[WRITTEN TASK] Give back the records below exactly, every one, with no pictures.

(Extracted records)
* * * * * * * * *

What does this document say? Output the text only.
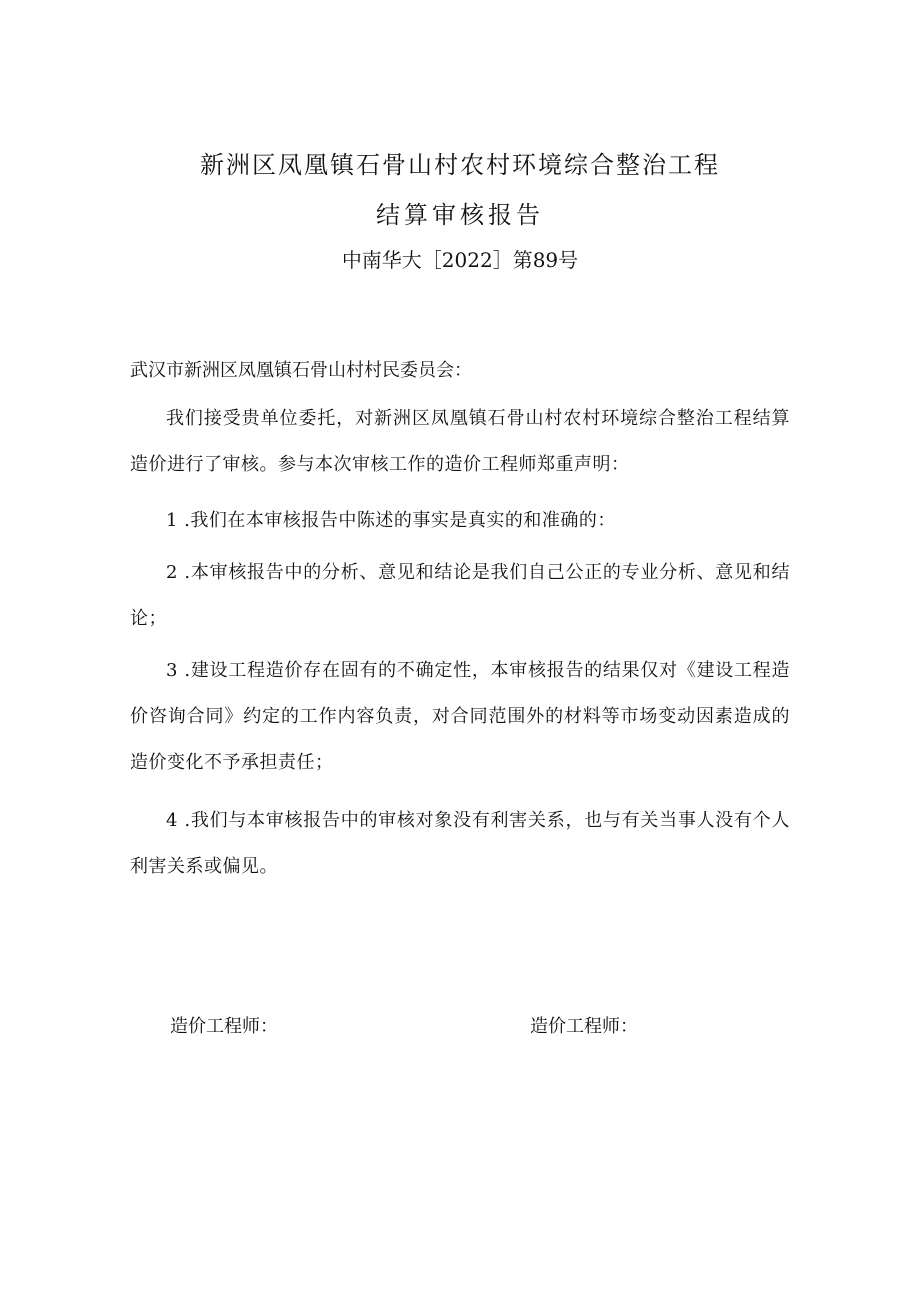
新洲区凤凰镇石骨山村农村环境综合整治工程
结算审核报告
中南华大［2022］第89号
武汉市新洲区凤凰镇石骨山村村民委员会：
我们接受贵单位委托，对新洲区凤凰镇石骨山村农村环境综合整治工程结算造价进行了审核。参与本次审核工作的造价工程师郑重声明：
1 .我们在本审核报告中陈述的事实是真实的和准确的：
2 .本审核报告中的分析、意见和结论是我们自己公正的专业分析、意见和结论；
3 .建设工程造价存在固有的不确定性，本审核报告的结果仅对《建设工程造价咨询合同》约定的工作内容负责，对合同范围外的材料等市场变动因素造成的造价变化不予承担责任；
4 .我们与本审核报告中的审核对象没有利害关系，也与有关当事人没有个人利害关系或偏见。
造价工程师：	造价工程师：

* * * * * * * * *

[TASK SOLUTION]
What does this document say? Output the text only.
新洲区凤凰镇石骨山村农村环境综合整治工程
结算审核报告
中南华大［2022］第89号
武汉市新洲区凤凰镇石骨山村村民委员会：
我们接受贵单位委托，对新洲区凤凰镇石骨山村农村环境综合整治工程结算造价进行了审核。参与本次审核工作的造价工程师郑重声明：
1 .我们在本审核报告中陈述的事实是真实的和准确的：
2 .本审核报告中的分析、意见和结论是我们自己公正的专业分析、意见和结论；
3 .建设工程造价存在固有的不确定性，本审核报告的结果仅对《建设工程造价咨询合同》约定的工作内容负责，对合同范围外的材料等市场变动因素造成的造价变化不予承担责任；
4 .我们与本审核报告中的审核对象没有利害关系，也与有关当事人没有个人利害关系或偏见。
造价工程师：	造价工程师：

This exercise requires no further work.